+++ Provided records

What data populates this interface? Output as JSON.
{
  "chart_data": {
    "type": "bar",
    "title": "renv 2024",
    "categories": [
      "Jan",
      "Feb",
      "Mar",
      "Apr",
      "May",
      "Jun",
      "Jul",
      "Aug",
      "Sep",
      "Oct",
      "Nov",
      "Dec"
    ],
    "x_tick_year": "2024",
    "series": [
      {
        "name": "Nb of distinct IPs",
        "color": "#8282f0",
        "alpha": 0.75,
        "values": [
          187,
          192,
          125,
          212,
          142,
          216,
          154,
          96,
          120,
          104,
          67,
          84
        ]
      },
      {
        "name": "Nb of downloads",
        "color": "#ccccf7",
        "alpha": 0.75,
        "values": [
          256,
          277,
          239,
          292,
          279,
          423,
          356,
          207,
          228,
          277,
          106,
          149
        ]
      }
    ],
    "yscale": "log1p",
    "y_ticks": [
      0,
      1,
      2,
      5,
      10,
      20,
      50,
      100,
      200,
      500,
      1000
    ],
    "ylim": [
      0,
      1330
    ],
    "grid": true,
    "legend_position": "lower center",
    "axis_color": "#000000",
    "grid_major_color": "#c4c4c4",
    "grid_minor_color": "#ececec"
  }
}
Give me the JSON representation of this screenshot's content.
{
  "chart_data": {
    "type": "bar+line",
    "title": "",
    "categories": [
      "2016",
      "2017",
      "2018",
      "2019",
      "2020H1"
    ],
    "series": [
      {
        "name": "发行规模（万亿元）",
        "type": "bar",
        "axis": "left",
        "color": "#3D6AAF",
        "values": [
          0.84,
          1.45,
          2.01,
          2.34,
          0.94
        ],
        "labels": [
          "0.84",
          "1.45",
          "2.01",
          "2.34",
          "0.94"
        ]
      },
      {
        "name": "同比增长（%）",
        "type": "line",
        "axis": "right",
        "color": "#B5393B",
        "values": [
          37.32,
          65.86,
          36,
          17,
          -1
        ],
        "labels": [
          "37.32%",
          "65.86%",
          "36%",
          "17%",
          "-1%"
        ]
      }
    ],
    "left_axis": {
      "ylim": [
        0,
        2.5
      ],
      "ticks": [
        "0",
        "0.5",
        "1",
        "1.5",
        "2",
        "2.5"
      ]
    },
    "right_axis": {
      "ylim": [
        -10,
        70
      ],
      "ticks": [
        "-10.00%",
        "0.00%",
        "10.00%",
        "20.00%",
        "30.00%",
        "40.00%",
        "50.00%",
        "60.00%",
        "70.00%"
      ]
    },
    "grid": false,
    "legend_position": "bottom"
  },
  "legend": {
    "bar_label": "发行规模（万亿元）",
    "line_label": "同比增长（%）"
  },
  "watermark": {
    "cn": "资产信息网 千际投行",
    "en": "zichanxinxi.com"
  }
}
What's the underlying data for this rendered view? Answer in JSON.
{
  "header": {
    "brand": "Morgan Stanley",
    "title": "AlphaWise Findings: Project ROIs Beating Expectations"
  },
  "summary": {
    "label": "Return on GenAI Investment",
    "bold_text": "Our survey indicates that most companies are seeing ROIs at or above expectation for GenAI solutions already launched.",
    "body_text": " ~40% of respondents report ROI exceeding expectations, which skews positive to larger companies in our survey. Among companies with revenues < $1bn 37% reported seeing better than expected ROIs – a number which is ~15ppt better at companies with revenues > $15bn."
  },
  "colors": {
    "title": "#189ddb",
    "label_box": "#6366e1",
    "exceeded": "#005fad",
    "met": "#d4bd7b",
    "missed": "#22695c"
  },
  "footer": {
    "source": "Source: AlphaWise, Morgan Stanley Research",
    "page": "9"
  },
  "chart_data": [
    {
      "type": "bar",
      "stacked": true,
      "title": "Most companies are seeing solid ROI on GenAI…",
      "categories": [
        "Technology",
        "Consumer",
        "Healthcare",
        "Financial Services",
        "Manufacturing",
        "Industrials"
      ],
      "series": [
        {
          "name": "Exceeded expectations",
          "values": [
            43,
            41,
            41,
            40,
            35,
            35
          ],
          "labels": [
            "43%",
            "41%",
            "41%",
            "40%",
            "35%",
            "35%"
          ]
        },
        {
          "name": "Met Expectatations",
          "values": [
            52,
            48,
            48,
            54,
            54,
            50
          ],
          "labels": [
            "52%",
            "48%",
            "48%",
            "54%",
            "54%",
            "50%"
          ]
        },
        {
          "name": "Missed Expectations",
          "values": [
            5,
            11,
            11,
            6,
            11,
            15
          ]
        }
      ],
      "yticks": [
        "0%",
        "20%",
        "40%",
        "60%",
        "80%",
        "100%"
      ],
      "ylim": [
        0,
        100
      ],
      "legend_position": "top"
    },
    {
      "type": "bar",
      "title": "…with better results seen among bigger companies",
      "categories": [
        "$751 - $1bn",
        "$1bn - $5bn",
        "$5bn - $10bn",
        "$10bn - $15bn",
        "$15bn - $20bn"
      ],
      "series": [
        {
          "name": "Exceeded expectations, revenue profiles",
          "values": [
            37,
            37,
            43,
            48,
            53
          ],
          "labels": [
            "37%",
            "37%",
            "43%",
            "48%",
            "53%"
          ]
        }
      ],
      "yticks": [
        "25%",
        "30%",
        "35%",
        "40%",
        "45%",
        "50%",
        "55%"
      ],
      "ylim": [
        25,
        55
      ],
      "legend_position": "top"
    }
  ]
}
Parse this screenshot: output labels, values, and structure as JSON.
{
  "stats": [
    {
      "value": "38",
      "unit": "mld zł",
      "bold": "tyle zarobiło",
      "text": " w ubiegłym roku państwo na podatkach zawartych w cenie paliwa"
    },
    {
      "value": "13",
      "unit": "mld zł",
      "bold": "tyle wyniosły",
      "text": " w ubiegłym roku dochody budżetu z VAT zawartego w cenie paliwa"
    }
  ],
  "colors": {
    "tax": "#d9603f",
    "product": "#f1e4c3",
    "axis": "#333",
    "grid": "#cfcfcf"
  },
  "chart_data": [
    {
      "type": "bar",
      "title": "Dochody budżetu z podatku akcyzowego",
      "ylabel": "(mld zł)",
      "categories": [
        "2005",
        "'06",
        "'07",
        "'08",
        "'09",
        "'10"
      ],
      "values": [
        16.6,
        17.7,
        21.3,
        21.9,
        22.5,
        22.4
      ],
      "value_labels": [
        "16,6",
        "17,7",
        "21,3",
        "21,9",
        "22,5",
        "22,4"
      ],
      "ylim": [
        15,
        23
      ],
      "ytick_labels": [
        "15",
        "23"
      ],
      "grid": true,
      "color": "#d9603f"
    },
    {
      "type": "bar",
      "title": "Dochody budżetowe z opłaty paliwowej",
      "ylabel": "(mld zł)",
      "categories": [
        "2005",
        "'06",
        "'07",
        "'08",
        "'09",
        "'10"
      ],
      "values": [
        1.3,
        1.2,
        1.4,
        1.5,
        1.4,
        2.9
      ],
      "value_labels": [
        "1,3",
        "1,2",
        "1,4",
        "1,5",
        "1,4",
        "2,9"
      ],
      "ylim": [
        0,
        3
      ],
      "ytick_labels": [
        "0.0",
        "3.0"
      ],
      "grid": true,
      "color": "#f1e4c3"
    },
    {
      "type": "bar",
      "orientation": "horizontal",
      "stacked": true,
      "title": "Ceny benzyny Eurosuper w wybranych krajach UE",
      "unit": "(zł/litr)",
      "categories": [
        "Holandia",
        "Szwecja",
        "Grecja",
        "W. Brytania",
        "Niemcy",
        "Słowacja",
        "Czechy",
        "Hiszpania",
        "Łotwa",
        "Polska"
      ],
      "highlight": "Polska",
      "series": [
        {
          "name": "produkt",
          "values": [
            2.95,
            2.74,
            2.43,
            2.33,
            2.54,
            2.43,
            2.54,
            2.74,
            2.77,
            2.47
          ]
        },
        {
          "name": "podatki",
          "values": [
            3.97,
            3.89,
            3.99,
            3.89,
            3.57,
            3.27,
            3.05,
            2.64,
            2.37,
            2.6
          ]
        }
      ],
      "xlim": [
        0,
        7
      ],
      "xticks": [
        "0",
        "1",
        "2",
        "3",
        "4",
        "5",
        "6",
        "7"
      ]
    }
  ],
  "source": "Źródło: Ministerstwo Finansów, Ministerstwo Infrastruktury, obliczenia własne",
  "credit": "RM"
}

++++++

* **Set problem**
Pick out each line that holds the string "this".

* **Reply**
What data populates this interface? Output as JSON.
Give me the JSON representation of this screenshot's content.
What's the underlying data for this rendered view? Answer in JSON.
Parse this screenshot: output labels, values, and structure as JSON.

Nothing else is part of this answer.